Written request –
Your answer should be a single number: the count of lines holding the word "true".

○ ○ ○

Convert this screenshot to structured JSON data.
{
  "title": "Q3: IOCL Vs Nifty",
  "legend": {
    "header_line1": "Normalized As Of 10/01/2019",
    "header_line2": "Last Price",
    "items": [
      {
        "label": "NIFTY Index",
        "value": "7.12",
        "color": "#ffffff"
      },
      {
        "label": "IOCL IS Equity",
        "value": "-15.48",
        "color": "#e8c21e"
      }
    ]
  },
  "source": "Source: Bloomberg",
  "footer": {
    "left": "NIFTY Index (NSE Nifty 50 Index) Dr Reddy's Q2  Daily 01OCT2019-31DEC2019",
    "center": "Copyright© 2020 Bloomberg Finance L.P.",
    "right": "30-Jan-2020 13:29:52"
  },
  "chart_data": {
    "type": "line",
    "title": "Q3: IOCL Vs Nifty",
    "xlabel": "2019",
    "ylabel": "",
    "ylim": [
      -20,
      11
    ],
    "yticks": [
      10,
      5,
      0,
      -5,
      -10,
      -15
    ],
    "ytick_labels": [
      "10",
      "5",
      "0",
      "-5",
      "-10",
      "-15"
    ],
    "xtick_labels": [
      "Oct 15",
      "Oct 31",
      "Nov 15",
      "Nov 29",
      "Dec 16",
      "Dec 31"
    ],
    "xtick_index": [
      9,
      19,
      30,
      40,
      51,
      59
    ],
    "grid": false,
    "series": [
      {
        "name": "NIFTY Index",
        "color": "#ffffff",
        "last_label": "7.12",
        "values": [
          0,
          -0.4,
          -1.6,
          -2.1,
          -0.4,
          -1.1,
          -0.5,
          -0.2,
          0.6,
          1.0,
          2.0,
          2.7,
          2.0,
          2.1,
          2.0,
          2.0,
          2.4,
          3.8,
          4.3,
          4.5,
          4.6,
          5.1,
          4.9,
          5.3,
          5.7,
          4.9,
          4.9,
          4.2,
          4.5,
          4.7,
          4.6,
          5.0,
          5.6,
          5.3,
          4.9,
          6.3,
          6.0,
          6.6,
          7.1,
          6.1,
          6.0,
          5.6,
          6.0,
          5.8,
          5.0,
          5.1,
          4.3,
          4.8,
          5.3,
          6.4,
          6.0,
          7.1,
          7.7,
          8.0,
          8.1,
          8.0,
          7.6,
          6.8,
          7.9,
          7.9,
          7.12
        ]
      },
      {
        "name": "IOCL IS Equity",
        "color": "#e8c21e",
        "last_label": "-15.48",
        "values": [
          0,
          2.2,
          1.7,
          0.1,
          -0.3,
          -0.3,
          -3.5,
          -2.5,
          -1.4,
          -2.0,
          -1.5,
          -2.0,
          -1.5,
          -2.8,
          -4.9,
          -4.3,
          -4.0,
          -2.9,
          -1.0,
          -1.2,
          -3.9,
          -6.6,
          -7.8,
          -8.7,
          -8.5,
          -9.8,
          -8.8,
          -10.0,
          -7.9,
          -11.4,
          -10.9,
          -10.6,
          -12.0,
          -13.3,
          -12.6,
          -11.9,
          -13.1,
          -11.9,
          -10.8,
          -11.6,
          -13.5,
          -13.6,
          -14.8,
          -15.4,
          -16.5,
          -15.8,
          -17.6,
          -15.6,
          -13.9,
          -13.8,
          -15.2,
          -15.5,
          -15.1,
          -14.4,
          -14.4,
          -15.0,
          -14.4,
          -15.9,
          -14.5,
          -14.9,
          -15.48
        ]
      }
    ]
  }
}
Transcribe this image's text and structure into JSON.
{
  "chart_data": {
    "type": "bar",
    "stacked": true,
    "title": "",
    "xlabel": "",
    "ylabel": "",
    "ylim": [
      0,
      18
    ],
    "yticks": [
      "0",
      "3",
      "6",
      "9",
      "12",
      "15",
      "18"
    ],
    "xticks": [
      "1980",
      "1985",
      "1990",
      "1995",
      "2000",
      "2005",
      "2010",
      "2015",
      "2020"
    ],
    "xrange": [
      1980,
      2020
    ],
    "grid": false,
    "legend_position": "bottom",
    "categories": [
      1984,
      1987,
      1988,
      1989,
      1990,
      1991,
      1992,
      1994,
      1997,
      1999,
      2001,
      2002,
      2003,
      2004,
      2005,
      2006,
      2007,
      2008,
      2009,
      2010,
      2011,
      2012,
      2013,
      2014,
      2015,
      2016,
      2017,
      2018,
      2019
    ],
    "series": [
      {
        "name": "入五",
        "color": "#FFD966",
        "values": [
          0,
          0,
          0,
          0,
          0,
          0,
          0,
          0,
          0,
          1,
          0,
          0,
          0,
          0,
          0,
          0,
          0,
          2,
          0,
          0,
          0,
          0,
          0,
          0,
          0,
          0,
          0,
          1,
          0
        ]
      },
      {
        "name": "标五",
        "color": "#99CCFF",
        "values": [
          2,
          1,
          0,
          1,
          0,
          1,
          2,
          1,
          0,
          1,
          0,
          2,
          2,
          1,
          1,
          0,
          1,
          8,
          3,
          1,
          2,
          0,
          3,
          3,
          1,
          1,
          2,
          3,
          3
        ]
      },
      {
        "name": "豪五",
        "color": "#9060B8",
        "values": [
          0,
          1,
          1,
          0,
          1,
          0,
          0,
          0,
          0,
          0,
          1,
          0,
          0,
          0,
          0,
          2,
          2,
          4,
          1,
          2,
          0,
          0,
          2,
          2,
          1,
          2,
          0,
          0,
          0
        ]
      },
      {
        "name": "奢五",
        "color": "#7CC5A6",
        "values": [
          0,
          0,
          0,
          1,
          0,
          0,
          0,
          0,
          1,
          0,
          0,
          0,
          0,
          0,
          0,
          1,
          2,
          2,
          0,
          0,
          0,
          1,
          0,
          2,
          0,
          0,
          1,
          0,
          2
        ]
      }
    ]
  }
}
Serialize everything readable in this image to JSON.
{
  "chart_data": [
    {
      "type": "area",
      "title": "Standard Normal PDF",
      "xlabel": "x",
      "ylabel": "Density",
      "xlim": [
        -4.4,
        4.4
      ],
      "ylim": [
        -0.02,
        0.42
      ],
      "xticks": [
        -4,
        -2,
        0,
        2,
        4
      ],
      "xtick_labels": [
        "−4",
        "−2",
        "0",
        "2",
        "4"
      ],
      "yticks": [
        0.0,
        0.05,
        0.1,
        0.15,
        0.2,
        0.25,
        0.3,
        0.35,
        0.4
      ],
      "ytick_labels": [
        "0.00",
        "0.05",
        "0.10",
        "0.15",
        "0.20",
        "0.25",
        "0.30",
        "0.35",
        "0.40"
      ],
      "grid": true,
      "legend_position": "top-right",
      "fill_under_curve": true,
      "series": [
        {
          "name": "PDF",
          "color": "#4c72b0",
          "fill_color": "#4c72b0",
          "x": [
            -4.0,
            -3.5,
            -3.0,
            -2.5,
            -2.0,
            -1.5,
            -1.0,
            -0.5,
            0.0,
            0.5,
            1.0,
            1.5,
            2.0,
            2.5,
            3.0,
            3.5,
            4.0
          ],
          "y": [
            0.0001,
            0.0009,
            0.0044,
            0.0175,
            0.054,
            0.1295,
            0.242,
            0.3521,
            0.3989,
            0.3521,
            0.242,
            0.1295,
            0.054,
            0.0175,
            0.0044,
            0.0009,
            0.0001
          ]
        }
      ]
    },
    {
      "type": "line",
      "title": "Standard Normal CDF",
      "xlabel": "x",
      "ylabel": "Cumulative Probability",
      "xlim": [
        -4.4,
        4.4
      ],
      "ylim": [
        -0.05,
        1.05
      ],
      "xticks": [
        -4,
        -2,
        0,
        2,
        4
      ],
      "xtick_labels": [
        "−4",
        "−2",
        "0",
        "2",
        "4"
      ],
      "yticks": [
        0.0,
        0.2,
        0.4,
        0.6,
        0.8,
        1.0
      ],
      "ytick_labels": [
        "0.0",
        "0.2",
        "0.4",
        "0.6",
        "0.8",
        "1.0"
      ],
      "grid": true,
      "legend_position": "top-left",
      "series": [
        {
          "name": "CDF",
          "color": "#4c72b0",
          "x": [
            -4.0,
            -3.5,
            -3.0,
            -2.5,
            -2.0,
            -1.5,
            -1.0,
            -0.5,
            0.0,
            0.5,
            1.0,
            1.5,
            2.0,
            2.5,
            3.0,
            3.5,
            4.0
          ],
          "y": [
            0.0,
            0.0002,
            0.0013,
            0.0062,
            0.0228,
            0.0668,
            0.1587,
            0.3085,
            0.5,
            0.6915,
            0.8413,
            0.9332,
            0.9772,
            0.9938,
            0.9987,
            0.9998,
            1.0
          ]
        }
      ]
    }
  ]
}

○ ○ ○

Task result –
4